• **Given records**:
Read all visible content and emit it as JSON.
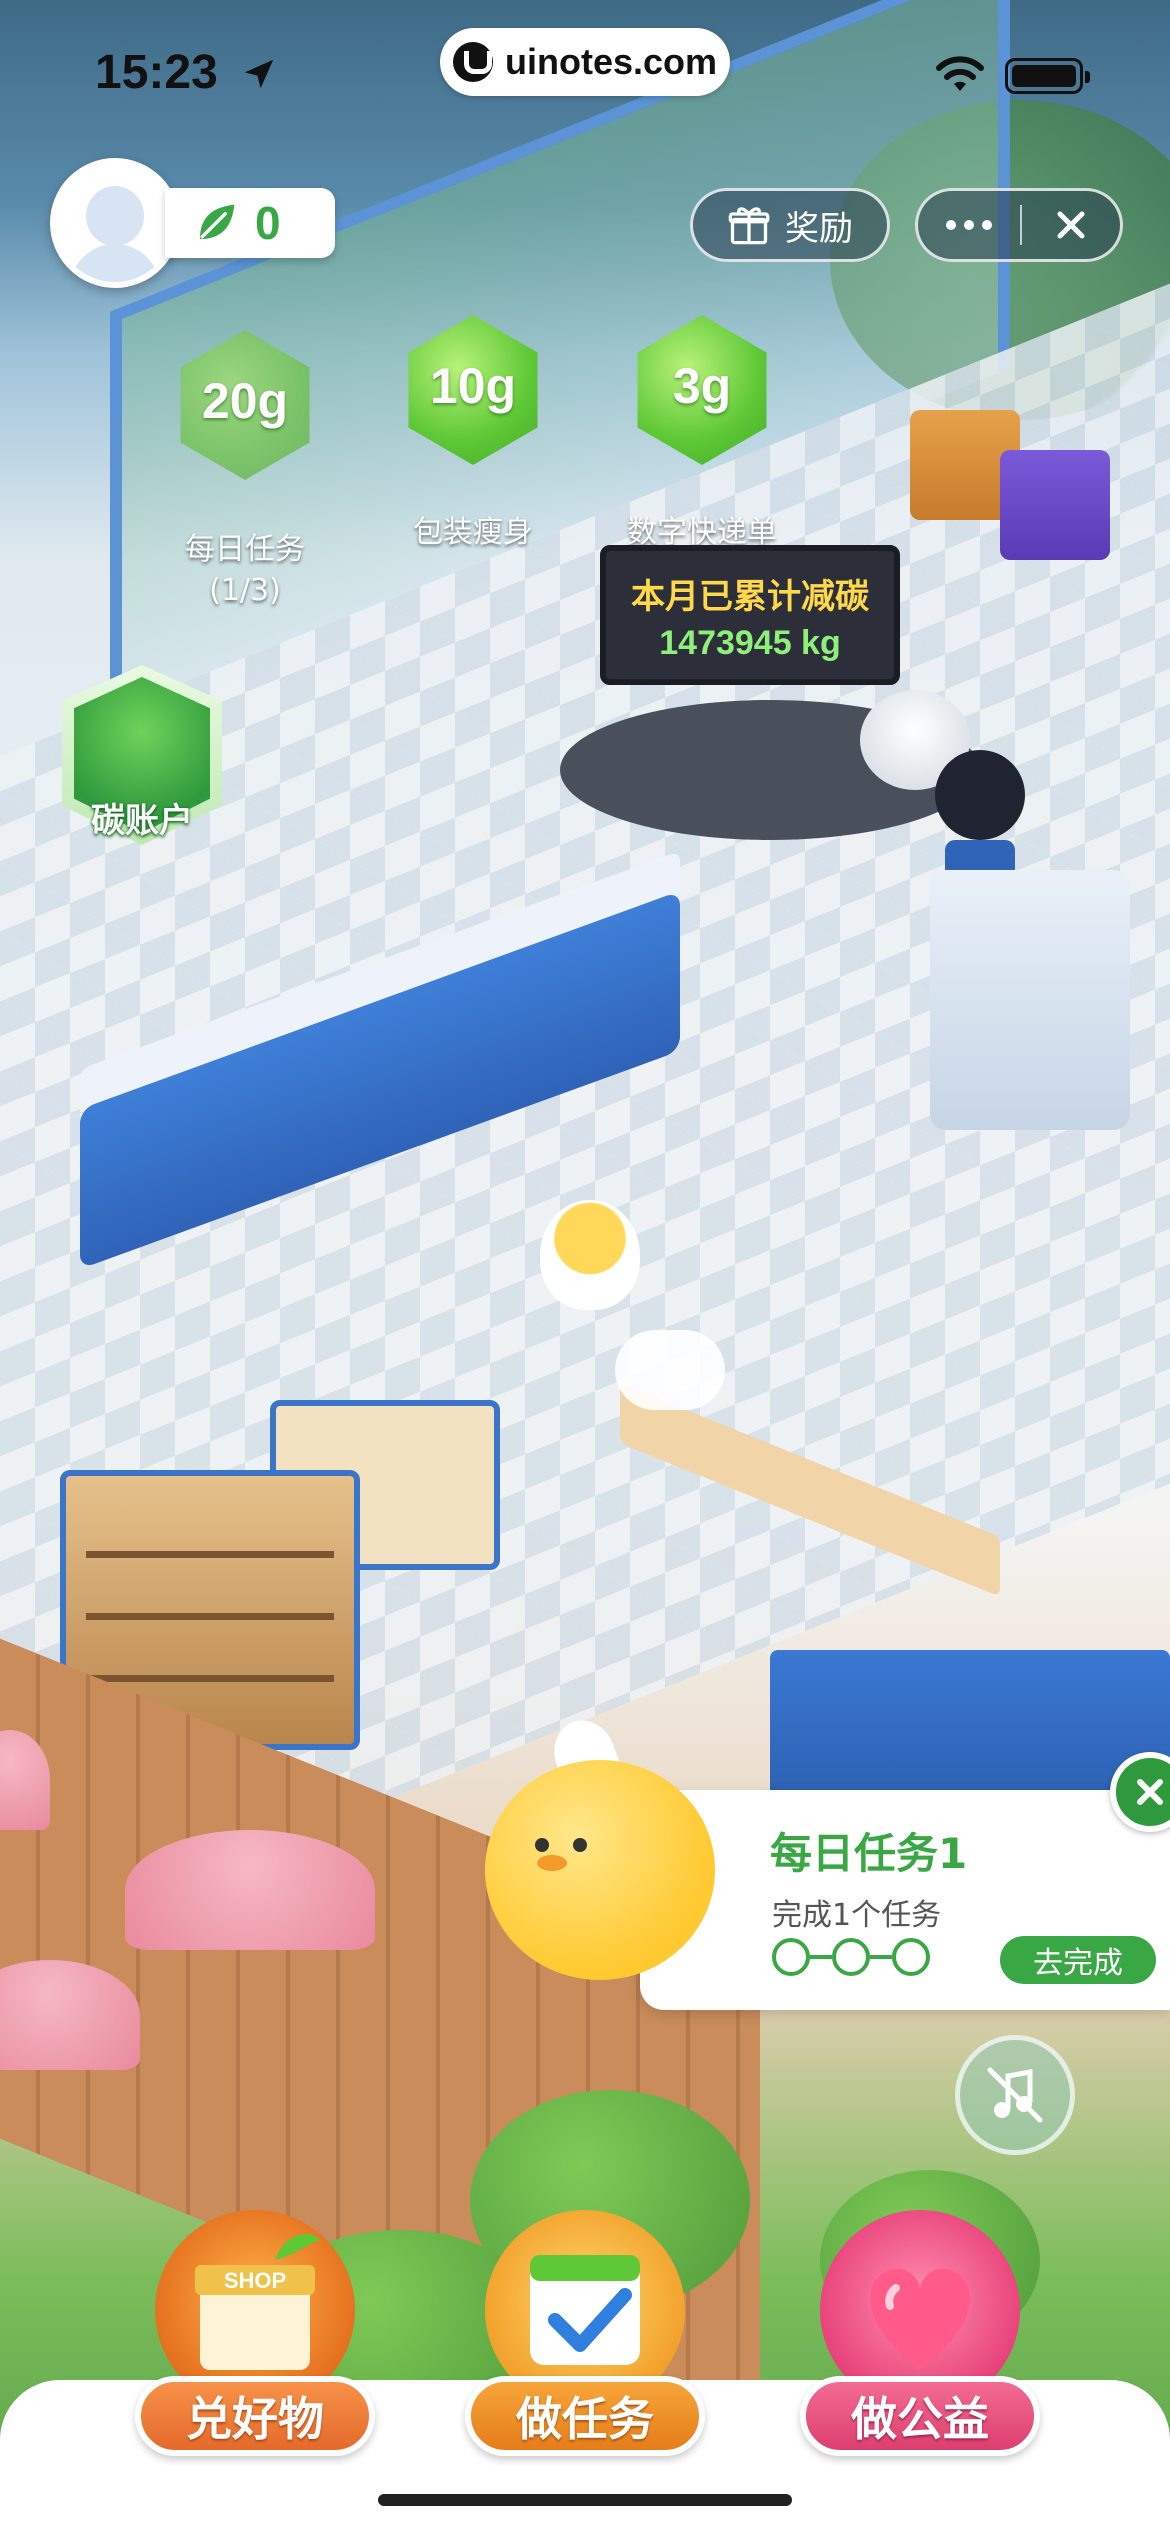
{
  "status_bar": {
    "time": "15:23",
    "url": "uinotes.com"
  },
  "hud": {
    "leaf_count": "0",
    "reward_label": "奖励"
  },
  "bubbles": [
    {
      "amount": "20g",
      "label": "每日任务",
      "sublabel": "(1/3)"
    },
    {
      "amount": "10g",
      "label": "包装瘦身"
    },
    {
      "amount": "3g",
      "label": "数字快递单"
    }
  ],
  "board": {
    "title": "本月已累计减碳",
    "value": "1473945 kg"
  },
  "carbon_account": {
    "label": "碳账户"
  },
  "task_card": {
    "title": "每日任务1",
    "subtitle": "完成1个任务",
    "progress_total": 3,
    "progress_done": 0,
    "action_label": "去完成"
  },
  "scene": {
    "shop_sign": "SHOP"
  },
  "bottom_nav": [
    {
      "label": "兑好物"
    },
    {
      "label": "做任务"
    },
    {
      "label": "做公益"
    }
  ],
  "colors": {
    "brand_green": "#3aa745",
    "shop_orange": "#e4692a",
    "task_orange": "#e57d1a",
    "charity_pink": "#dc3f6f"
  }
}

...

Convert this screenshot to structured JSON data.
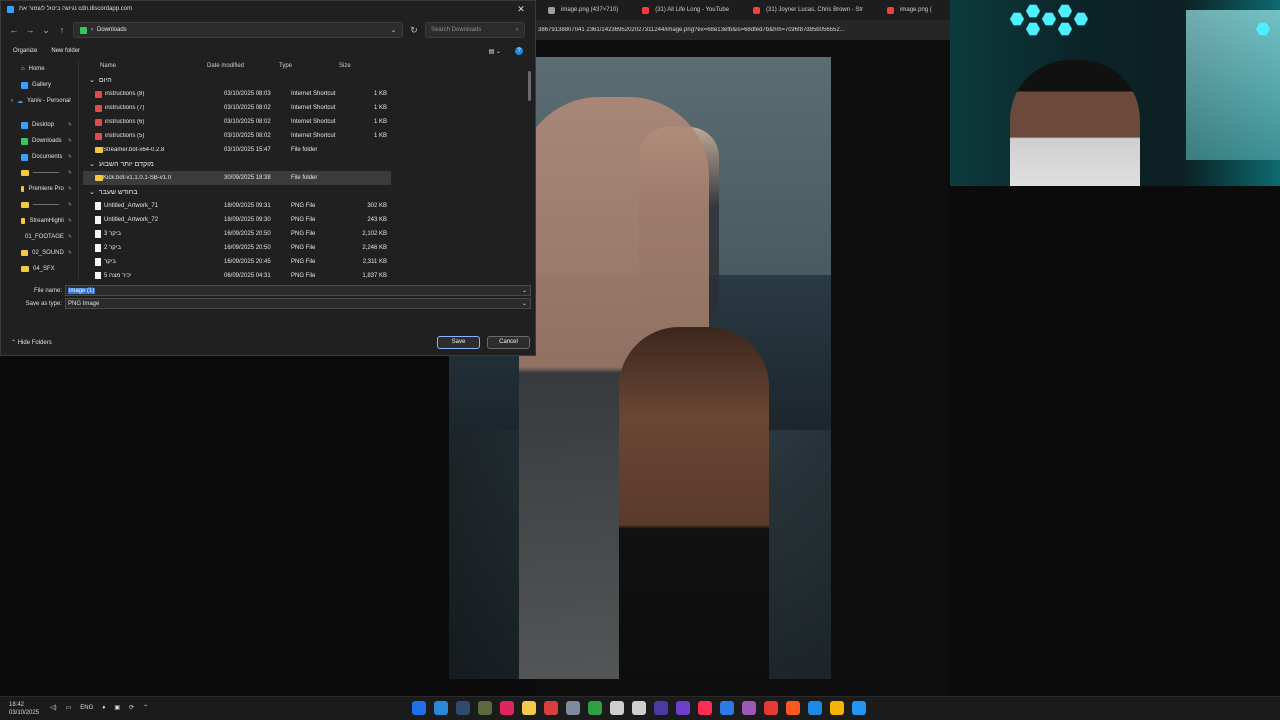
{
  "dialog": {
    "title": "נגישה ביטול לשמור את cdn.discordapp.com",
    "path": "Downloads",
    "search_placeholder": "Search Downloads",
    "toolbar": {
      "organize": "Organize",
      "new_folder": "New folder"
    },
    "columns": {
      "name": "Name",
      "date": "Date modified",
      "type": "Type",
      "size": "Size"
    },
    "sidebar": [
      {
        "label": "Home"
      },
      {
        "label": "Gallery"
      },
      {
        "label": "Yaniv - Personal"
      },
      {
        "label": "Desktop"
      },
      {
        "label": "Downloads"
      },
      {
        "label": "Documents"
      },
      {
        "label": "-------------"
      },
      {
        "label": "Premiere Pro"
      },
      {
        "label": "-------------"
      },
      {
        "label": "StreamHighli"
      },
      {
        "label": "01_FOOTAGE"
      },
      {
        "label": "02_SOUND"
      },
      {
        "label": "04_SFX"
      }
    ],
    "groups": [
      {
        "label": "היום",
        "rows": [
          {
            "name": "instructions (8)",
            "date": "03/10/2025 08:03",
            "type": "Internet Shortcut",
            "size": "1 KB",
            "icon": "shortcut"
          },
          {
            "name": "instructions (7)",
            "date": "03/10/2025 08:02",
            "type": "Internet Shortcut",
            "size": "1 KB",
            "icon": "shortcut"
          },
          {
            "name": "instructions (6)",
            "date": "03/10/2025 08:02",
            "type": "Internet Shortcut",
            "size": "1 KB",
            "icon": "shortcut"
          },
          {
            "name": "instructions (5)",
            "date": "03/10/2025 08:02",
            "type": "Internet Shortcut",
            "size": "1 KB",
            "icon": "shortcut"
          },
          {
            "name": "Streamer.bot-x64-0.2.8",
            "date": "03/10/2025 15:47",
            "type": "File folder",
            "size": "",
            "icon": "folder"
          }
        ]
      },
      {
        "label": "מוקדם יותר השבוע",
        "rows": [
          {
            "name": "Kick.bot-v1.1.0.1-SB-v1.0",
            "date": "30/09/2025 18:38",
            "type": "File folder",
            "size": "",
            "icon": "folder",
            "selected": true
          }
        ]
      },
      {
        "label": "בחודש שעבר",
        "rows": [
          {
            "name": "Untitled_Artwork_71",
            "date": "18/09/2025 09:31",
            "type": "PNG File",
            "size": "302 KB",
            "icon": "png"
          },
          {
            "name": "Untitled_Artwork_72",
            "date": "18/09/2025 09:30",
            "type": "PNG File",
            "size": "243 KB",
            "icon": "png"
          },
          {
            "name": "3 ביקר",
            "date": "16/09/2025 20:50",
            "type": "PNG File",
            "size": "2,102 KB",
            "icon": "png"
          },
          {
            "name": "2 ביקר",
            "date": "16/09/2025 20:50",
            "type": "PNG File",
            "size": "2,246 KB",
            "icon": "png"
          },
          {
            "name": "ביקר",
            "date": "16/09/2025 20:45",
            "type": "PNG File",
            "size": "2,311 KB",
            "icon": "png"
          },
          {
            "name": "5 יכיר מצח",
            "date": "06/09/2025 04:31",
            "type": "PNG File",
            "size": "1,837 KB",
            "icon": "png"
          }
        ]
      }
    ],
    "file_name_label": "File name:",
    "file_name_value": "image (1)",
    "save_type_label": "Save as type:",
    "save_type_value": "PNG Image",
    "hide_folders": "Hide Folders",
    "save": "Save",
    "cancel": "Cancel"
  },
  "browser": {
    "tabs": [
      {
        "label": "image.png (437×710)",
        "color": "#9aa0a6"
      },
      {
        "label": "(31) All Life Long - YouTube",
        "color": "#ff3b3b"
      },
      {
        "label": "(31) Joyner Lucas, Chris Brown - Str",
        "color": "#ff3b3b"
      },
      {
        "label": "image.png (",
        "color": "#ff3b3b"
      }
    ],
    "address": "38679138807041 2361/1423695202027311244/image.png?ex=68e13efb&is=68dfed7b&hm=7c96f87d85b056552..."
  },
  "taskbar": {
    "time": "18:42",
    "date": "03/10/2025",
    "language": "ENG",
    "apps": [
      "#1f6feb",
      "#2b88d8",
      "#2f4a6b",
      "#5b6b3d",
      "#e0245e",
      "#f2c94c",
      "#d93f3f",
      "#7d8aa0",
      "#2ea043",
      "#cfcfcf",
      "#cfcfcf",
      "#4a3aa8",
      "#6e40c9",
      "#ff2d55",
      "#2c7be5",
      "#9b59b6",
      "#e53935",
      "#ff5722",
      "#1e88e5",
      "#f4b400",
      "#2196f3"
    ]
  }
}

• **Stated exercise**: Search the material above for "JSON". Pull out each line where it shows up.

• **The reply**:
Read all visible content and emit it as JSON.
Convert this screenshot to structured JSON data.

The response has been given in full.